>> Begin Records for this exercise

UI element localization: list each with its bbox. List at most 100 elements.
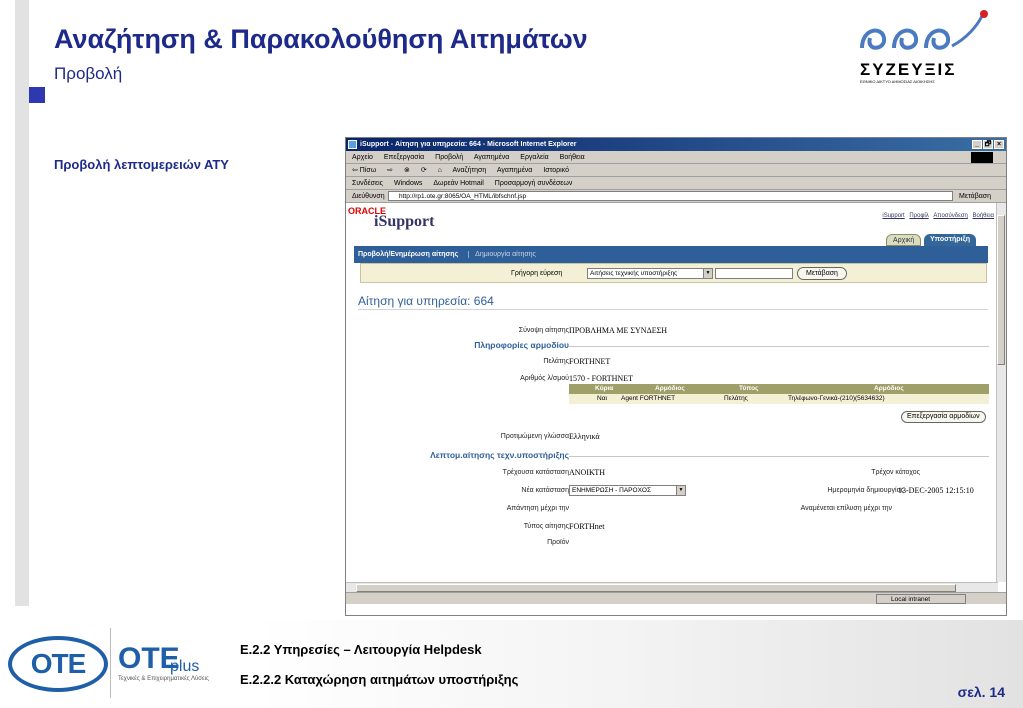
horizontal-scrollbar[interactable] <box>346 582 998 592</box>
favorites-button[interactable]: Αγαπημένα <box>497 167 533 174</box>
vertical-scroll-thumb[interactable] <box>997 215 1005 365</box>
oteplus-suffix: plus <box>170 658 200 675</box>
logo-tagline: ΕΘΝΙΚΟ ΔΙΚΤΥΟ ΔΗΜΟΣΙΑΣ ΔΙΟΙΚΗΣΗΣ <box>860 79 935 84</box>
subtab-create[interactable]: Δημιουργία αίτησης <box>468 251 536 258</box>
link-help[interactable]: Βοήθεια <box>973 213 995 219</box>
contacts-table: Κύρια Αρμόδιος Τύπος Αρμόδιος Ναι Agent … <box>569 384 989 404</box>
product-label: Προϊόν <box>547 539 569 546</box>
menu-help[interactable]: Βοήθεια <box>560 154 585 161</box>
back-button[interactable]: ⇦ Πίσω <box>352 167 376 174</box>
link-windows[interactable]: Windows <box>394 180 422 187</box>
slide-footer: OTE OTE plus Τεχνικές & Επιχειρηματικές … <box>0 620 1023 708</box>
windows-logo-icon <box>971 152 993 163</box>
chevron-down-icon: ▼ <box>703 269 712 278</box>
tab-support[interactable]: Υποστήριξη <box>924 234 976 246</box>
status-value: ΑΝΟΙΚΤΗ <box>569 468 606 477</box>
slide-subtitle: Προβολή <box>54 64 123 83</box>
menu-edit[interactable]: Επεξεργασία <box>384 154 424 161</box>
link-hotmail[interactable]: Δωρεάν Hotmail <box>433 180 483 187</box>
menu-favorites[interactable]: Αγαπημένα <box>474 154 510 161</box>
customer-label: Πελάτης <box>543 358 569 365</box>
logo-wordmark: ΣΥΖΕΥΞΙΣ <box>860 60 957 79</box>
blue-square-decoration <box>29 87 45 103</box>
quick-find-input[interactable] <box>715 268 793 279</box>
window-title: iSupport - Αίτηση για υπηρεσία: 664 - Mi… <box>360 141 577 148</box>
link-logout[interactable]: Αποσύνδεση <box>933 213 967 219</box>
request-type-value: FORTHnet <box>569 522 605 531</box>
cell-contact-detail: Τηλέφωνο-Γενικά-(210)(5634632) <box>788 395 885 402</box>
col-type: Τύπος <box>739 385 759 392</box>
forward-button[interactable]: ⇨ <box>387 167 393 174</box>
browser-screenshot: iSupport - Αίτηση για υπηρεσία: 664 - Mi… <box>345 137 1007 616</box>
account-value: 1570 - FORTHNET <box>569 374 633 383</box>
footer-line-2: Ε.2.2.2 Καταχώρηση αιτημάτων υποστήριξης <box>240 672 519 687</box>
slide-title: Αναζήτηση & Παρακολούθηση Αιτημάτων <box>54 24 588 54</box>
subtab-bar: Προβολή/Ενημέρωση αίτησης Δημιουργία αίτ… <box>354 246 988 263</box>
chevron-down-icon: ▼ <box>676 486 685 495</box>
window-titlebar: iSupport - Αίτηση για υπηρεσία: 664 - Mi… <box>346 138 1006 151</box>
history-button[interactable]: Ιστορικό <box>543 167 569 174</box>
owner-label: Τρέχον κάτοχος <box>871 469 920 476</box>
ote-logo: OTE <box>8 636 108 692</box>
menu-view[interactable]: Προβολή <box>435 154 463 161</box>
search-button[interactable]: Αναζήτηση <box>452 167 486 174</box>
link-customize[interactable]: Προσαρμογή συνδέσεων <box>495 180 573 187</box>
created-value: 13-DEC-2005 12:15:10 <box>898 486 974 495</box>
address-label: Διεύθυνση <box>352 193 385 200</box>
page-number: σελ. 14 <box>957 684 1005 700</box>
horizontal-scroll-thumb[interactable] <box>356 584 956 592</box>
menu-bar: Αρχείο Επεξεργασία Προβολή Αγαπημένα Εργ… <box>346 151 1006 164</box>
section-label: Προβολή λεπτομερειών ΑΤΥ <box>54 157 229 172</box>
menu-tools[interactable]: Εργαλεία <box>520 154 548 161</box>
details-section-divider <box>569 456 989 457</box>
go-button[interactable]: Μετάβαση <box>959 190 991 203</box>
close-button[interactable]: × <box>994 140 1004 149</box>
language-value: Ελληνικά <box>569 432 600 441</box>
quick-find-bar: Γρήγορη εύρεση Αιτήσεις τεχνικής υποστήρ… <box>360 263 987 283</box>
edit-contacts-button[interactable]: Επεξεργασία αρμοδίων <box>901 411 986 423</box>
link-isupport[interactable]: iSupport <box>882 213 904 219</box>
quick-find-go-button[interactable]: Μετάβαση <box>797 267 847 280</box>
minimize-button[interactable]: _ <box>972 140 982 149</box>
footer-line-1: Ε.2.2 Υπηρεσίες – Λειτουργία Helpdesk <box>240 642 482 657</box>
contact-section-header: Πληροφορίες αρμοδίου <box>474 340 569 350</box>
new-status-label: Νέα κατάσταση <box>521 487 569 494</box>
reply-by-label: Απάντηση μέχρι την <box>506 505 569 512</box>
status-bar: Local intranet <box>346 592 1006 604</box>
title-divider <box>358 309 988 310</box>
tab-home[interactable]: Αρχική <box>886 234 922 246</box>
details-section-header: Λεπτομ.αίτησης τεχν.υποστήριξης <box>430 450 569 460</box>
created-label: Ημερομηνία δημιουργίας <box>827 487 904 494</box>
link-profile[interactable]: Προφίλ <box>909 213 928 219</box>
new-status-select-value: ΕΝΗΜΕΡΩΣΗ - ΠΑΡΟΧΟΣ <box>572 487 651 494</box>
quick-find-label: Γρήγορη εύρεση <box>511 270 563 277</box>
stop-button[interactable]: ⊗ <box>404 167 410 174</box>
quick-find-select[interactable]: Αιτήσεις τεχνικής υποστήριξης ▼ <box>587 268 713 279</box>
menu-file[interactable]: Αρχείο <box>352 154 373 161</box>
request-type-label: Τύπος αίτησης <box>523 523 569 530</box>
new-status-select[interactable]: ΕΝΗΜΕΡΩΣΗ - ΠΑΡΟΧΟΣ ▼ <box>569 485 686 496</box>
links-bar: Συνδέσεις Windows Δωρεάν Hotmail Προσαρμ… <box>346 177 1006 190</box>
col-contact: Αρμόδιος <box>655 385 685 392</box>
vertical-scrollbar[interactable] <box>996 203 1006 582</box>
summary-value: ΠΡΟΒΛΗΜΑ ΜΕ ΣΥΝΔΕΣΗ <box>569 326 668 335</box>
syzefxis-logo: ΣΥΖΕΥΞΙΣ ΕΘΝΙΚΟ ΔΙΚΤΥΟ ΔΗΜΟΣΙΑΣ ΔΙΟΙΚΗΣΗ… <box>852 8 992 88</box>
language-label: Προτιμώμενη γλώσσα <box>500 433 569 440</box>
toolbar: ⇦ Πίσω ⇨ ⊗ ⟳ ⌂ Αναζήτηση Αγαπημένα Ιστορ… <box>346 164 1006 177</box>
home-button[interactable]: ⌂ <box>438 167 442 174</box>
isupport-logo: iSupport <box>374 213 435 230</box>
contacts-table-header: Κύρια Αρμόδιος Τύπος Αρμόδιος <box>569 384 989 394</box>
left-accent-bar <box>15 0 29 606</box>
address-bar: Διεύθυνση http://rp1.ote.gr:8065/OA_HTML… <box>346 190 1006 203</box>
refresh-button[interactable]: ⟳ <box>421 167 427 174</box>
subtab-view-update[interactable]: Προβολή/Ενημέρωση αίτησης <box>358 251 458 258</box>
address-input[interactable]: http://rp1.ote.gr:8065/OA_HTML/ibfschnf.… <box>388 191 953 201</box>
request-title: Αίτηση για υπηρεσία: 664 <box>358 294 494 308</box>
account-label: Αριθμός λ/σμού <box>520 375 569 382</box>
syzefxis-swirl-icon <box>860 10 988 50</box>
cell-contact: Agent FORTHNET <box>621 395 676 402</box>
ote-logo-text: OTE <box>30 648 87 679</box>
oteplus-tagline: Τεχνικές & Επιχειρηματικές Λύσεις <box>118 676 209 682</box>
quick-find-select-value: Αιτήσεις τεχνικής υποστήριξης <box>590 270 678 277</box>
maximize-button[interactable]: 🗗 <box>983 140 993 149</box>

>> End Records for this exercise

- Directive -
Set down, without alteration, the lines from the line containing "horizontal-scrollbar[interactable] <box>346 582" to the line containing "slide-subtitle: Προβολή <box>54", both included.

- Output of the exercise -
horizontal-scrollbar[interactable] <box>346 582 998 592</box>
favorites-button[interactable]: Αγαπημένα <box>497 167 533 174</box>
vertical-scroll-thumb[interactable] <box>997 215 1005 365</box>
oteplus-suffix: plus <box>170 658 200 675</box>
logo-tagline: ΕΘΝΙΚΟ ΔΙΚΤΥΟ ΔΗΜΟΣΙΑΣ ΔΙΟΙΚΗΣΗΣ <box>860 79 935 84</box>
subtab-create[interactable]: Δημιουργία αίτησης <box>468 251 536 258</box>
link-help[interactable]: Βοήθεια <box>973 213 995 219</box>
contacts-table: Κύρια Αρμόδιος Τύπος Αρμόδιος Ναι Agent … <box>569 384 989 404</box>
product-label: Προϊόν <box>547 539 569 546</box>
menu-help[interactable]: Βοήθεια <box>560 154 585 161</box>
back-button[interactable]: ⇦ Πίσω <box>352 167 376 174</box>
link-windows[interactable]: Windows <box>394 180 422 187</box>
slide-footer: OTE OTE plus Τεχνικές & Επιχειρηματικές … <box>0 620 1023 708</box>
windows-logo-icon <box>971 152 993 163</box>
chevron-down-icon: ▼ <box>703 269 712 278</box>
tab-support[interactable]: Υποστήριξη <box>924 234 976 246</box>
status-value: ΑΝΟΙΚΤΗ <box>569 468 606 477</box>
slide-subtitle: Προβολή <box>54 64 123 83</box>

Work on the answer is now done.